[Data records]
--- Start ---

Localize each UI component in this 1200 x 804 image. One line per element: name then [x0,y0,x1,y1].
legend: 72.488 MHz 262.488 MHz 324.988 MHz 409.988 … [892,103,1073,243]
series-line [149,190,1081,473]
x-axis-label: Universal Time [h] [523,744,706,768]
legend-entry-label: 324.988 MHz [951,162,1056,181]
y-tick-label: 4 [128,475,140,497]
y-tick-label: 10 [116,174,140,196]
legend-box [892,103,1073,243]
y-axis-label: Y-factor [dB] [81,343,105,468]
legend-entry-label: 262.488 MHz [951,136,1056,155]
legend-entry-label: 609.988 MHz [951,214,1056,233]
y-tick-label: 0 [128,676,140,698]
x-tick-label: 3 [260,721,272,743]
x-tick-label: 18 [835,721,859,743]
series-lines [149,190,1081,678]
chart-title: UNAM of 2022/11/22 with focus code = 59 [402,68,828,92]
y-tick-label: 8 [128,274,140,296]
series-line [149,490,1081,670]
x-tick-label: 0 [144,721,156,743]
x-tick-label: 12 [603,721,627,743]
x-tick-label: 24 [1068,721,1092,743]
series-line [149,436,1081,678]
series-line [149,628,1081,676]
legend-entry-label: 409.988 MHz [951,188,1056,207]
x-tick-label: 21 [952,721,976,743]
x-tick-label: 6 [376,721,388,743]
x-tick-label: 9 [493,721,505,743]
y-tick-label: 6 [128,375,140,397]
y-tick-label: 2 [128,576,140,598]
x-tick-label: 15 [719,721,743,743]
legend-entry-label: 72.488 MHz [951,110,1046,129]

--- End ---

_Required task_
Rewrite the material from its first line through the line containing "series-line [149,490,1081,670]" as a numbered list, leaving out any blank lines.

_Answer to this problem_
1. Localize each UI component in this 1200 x 804 image. One line per element: name then [x0,y0,x1,y1].
2. legend: 72.488 MHz 262.488 MHz 324.988 MHz 409.988 … [892,103,1073,243]
3. series-line [149,190,1081,473]
4. x-axis-label: Universal Time [h] [523,744,706,768]
5. legend-entry-label: 324.988 MHz [951,162,1056,181]
6. y-tick-label: 4 [128,475,140,497]
7. y-tick-label: 10 [116,174,140,196]
8. legend-box [892,103,1073,243]
9. y-axis-label: Y-factor [dB] [81,343,105,468]
10. legend-entry-label: 262.488 MHz [951,136,1056,155]
11. legend-entry-label: 609.988 MHz [951,214,1056,233]
12. y-tick-label: 0 [128,676,140,698]
13. x-tick-label: 3 [260,721,272,743]
14. x-tick-label: 18 [835,721,859,743]
15. series-lines [149,190,1081,678]
16. chart-title: UNAM of 2022/11/22 with focus code = 59 [402,68,828,92]
17. y-tick-label: 8 [128,274,140,296]
18. series-line [149,490,1081,670]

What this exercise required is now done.